#### [Exercise prompt]
Pick out and copy every line of the records below that contains the string "icon".

[Element box annotations]
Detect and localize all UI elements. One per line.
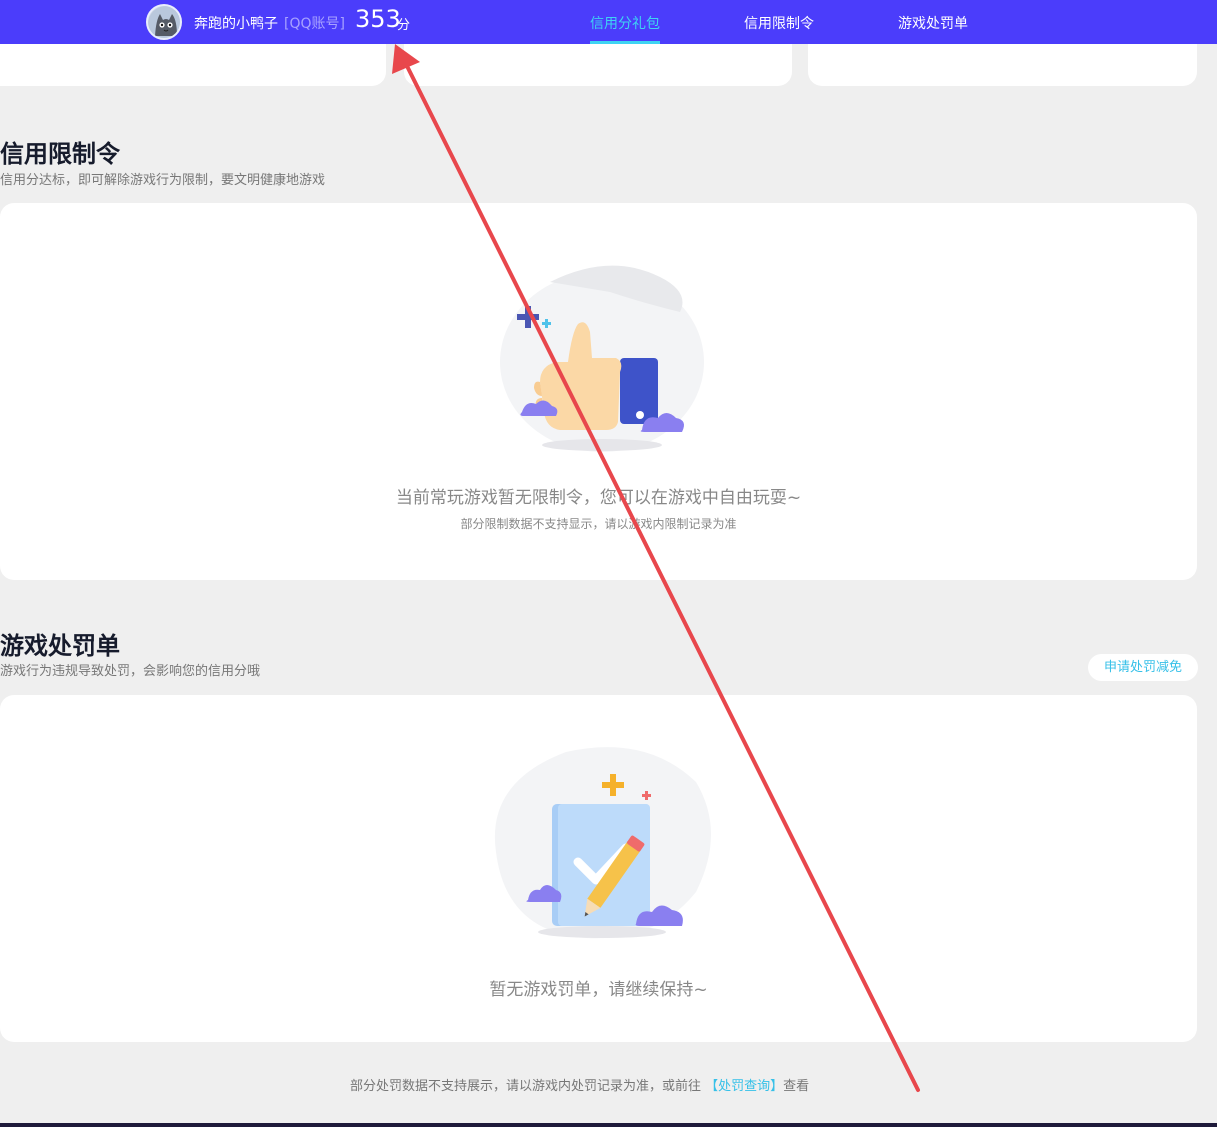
credit-score-value: 353 [355,5,401,33]
gift-card-3 [808,44,1197,86]
tab-credit-gift[interactable]: 信用分礼包 [590,13,660,33]
restriction-section-subtitle: 信用分达标，即可解除游戏行为限制，要文明健康地游戏 [0,173,326,188]
thumbs-up-icon [500,265,704,452]
penalty-section-subtitle: 游戏行为违规导致处罚，会影响您的信用分哦 [0,664,261,679]
penalty-empty-text: 暂无游戏罚单，请继续保持~ [489,980,708,1000]
active-tab-indicator [590,41,660,44]
tab-credit-restriction[interactable]: 信用限制令 [744,13,814,33]
bottom-strip [0,1123,1217,1127]
tab-game-penalty[interactable]: 游戏处罚单 [898,13,968,33]
penalty-section-title: 游戏处罚单 [0,632,120,660]
credit-score-unit: 分 [397,18,411,33]
top-nav-bar: 奔跑的小鸭子 [QQ账号] 353 分 信用分礼包 信用限制令 游戏处罚单 [0,0,1217,44]
gift-card-2 [404,44,792,86]
gift-card-1 [0,44,386,86]
user-name: 奔跑的小鸭子 [194,16,278,32]
restriction-section-title: 信用限制令 [0,140,120,168]
footer-note: 部分处罚数据不支持展示，请以游戏内处罚记录为准，或前往 【处罚查询】查看 [350,1075,809,1094]
checklist-pencil-icon [494,747,711,939]
footer-note-suffix: 查看 [783,1079,810,1094]
apply-penalty-reduction-button[interactable]: 申请处罚减免 [1088,654,1198,681]
penalty-query-link[interactable]: 【处罚查询】 [705,1079,783,1094]
account-type-label: [QQ账号] [284,16,345,32]
cat-avatar-icon [148,6,180,38]
footer-note-prefix: 部分处罚数据不支持展示，请以游戏内处罚记录为准，或前往 [350,1079,702,1094]
restriction-note: 部分限制数据不支持显示，请以游戏内限制记录为准 [460,517,737,531]
restriction-empty-text: 当前常玩游戏暂无限制令，您可以在游戏中自由玩耍~ [395,488,802,508]
avatar[interactable] [146,4,182,40]
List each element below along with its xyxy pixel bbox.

#### [Exercise answer]
thumbs-up-icon [500,265,704,452]
checklist-pencil-icon [494,747,711,939]
cat-avatar-icon [148,6,180,38]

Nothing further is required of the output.